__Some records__
☆ ☆ ☆ ☆

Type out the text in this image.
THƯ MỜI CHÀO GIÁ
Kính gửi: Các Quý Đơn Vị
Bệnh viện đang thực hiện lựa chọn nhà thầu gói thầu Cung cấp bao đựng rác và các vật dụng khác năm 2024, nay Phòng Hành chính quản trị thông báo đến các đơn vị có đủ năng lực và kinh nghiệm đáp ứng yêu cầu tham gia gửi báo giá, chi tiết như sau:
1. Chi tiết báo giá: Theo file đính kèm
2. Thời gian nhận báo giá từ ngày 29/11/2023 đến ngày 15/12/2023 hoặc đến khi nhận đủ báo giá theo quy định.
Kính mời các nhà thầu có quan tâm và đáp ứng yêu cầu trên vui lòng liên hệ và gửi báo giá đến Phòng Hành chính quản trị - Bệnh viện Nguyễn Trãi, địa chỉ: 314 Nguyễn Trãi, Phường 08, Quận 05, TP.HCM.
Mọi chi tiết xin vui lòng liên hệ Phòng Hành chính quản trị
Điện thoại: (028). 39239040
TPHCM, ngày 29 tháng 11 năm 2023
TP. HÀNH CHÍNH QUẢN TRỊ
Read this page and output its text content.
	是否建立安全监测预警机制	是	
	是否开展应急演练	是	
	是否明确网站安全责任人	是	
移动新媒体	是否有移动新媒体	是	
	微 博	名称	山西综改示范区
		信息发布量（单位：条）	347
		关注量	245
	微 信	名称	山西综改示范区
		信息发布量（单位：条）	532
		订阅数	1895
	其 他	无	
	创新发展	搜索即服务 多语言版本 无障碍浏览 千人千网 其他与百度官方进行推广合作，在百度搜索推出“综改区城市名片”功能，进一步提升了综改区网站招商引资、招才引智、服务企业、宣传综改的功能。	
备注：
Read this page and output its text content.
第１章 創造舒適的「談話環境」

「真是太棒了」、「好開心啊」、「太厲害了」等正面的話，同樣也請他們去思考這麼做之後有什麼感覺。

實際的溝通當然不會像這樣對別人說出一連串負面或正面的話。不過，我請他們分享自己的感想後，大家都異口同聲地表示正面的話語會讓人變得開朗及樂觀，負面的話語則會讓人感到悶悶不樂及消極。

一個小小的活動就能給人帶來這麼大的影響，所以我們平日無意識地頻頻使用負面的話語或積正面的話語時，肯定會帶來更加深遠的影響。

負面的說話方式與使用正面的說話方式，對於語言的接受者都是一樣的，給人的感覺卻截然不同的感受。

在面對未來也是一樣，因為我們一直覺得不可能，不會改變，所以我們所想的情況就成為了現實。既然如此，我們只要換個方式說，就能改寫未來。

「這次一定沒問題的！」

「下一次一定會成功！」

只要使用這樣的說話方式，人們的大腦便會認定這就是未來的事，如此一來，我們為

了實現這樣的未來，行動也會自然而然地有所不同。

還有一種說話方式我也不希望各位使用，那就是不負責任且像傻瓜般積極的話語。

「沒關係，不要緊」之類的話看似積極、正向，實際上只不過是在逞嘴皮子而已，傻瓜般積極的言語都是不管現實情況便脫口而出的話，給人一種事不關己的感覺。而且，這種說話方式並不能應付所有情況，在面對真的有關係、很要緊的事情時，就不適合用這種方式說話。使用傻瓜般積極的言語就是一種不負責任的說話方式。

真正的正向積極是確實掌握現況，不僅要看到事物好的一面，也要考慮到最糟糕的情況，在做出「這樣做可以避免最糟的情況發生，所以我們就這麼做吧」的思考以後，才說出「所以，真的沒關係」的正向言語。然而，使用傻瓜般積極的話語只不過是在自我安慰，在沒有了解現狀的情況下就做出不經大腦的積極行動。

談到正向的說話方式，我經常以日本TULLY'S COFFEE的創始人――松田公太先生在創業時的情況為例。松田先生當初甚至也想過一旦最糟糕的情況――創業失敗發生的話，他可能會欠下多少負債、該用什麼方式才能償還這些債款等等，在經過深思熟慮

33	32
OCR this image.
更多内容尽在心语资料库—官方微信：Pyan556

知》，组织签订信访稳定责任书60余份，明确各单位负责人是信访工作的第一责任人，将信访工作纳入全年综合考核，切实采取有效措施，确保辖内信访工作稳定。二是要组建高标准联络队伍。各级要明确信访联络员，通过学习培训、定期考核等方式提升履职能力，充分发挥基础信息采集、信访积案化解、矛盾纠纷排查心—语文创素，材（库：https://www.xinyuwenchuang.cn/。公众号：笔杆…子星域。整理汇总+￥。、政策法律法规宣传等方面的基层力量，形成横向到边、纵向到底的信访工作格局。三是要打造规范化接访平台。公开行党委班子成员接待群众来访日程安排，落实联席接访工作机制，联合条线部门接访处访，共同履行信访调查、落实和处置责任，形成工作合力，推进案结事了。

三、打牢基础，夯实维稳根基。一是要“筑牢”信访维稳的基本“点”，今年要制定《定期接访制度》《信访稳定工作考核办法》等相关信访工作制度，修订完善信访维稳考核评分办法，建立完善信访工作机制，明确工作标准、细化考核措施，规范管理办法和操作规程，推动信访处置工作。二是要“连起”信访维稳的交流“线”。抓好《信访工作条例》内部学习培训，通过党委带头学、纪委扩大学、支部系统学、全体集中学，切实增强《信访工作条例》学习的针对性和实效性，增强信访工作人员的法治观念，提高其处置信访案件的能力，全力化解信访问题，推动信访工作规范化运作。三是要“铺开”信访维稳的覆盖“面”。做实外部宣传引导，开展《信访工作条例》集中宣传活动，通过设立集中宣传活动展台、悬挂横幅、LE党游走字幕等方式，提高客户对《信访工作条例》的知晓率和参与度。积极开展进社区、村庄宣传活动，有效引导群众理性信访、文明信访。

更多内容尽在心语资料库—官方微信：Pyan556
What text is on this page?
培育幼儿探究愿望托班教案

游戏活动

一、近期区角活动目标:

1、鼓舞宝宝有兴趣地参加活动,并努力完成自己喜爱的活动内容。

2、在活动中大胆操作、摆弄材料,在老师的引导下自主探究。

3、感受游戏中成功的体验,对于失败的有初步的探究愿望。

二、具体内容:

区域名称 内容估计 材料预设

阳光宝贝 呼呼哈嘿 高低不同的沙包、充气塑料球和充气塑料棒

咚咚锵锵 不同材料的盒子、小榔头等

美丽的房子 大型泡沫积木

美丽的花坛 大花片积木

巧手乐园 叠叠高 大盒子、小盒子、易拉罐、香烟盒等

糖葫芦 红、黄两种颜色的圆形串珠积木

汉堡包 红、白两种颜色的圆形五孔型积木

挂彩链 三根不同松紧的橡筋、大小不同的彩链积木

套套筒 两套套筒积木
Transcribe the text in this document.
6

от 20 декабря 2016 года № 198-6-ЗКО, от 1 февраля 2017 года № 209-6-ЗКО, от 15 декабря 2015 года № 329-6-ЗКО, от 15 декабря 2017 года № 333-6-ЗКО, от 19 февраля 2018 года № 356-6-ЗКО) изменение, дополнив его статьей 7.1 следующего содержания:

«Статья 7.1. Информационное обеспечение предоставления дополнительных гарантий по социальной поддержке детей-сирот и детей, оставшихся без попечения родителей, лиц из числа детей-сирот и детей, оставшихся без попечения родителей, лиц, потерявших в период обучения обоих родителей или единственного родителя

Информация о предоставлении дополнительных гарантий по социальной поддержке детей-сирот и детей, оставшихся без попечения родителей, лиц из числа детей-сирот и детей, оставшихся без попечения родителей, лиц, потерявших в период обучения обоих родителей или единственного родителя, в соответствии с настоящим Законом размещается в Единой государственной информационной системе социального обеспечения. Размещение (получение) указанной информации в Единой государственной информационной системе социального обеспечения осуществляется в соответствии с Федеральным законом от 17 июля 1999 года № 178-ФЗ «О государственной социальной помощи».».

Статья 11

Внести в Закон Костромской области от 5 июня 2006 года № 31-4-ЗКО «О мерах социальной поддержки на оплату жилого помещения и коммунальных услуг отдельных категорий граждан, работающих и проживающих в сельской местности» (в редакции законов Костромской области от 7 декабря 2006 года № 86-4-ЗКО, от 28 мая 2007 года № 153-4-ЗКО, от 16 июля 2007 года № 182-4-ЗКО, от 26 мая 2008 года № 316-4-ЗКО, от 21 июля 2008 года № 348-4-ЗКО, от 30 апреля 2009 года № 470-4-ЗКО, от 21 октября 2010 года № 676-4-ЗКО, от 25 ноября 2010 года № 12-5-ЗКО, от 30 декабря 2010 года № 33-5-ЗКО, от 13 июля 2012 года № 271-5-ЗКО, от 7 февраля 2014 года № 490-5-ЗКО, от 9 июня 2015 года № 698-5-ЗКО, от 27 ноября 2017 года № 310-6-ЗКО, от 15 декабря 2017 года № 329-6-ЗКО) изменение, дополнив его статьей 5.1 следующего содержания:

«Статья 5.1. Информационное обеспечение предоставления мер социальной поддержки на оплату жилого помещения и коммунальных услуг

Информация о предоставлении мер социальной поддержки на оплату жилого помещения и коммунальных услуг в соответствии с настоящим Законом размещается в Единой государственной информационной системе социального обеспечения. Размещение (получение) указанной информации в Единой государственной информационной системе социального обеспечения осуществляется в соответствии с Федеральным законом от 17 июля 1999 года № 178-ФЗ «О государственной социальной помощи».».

☆ ☆ ☆ ☆

__DO THIS__
Wherever the string "обеспечение" appears in the entries above, list that line.

__FINISHED TASK__
«Статья 7.1. Информационное обеспечение предоставления дополнительных гарантий по социальной поддержке детей-сирот и детей, оставшихся без попечения родителей, лиц из числа детей-сирот и детей, оставшихся без попечения родителей, лиц, потерявших в период обучения обоих родителей или единственного родителя
«Статья 5.1. Информационное обеспечение предоставления мер социальной поддержки на оплату жилого помещения и коммунальных услуг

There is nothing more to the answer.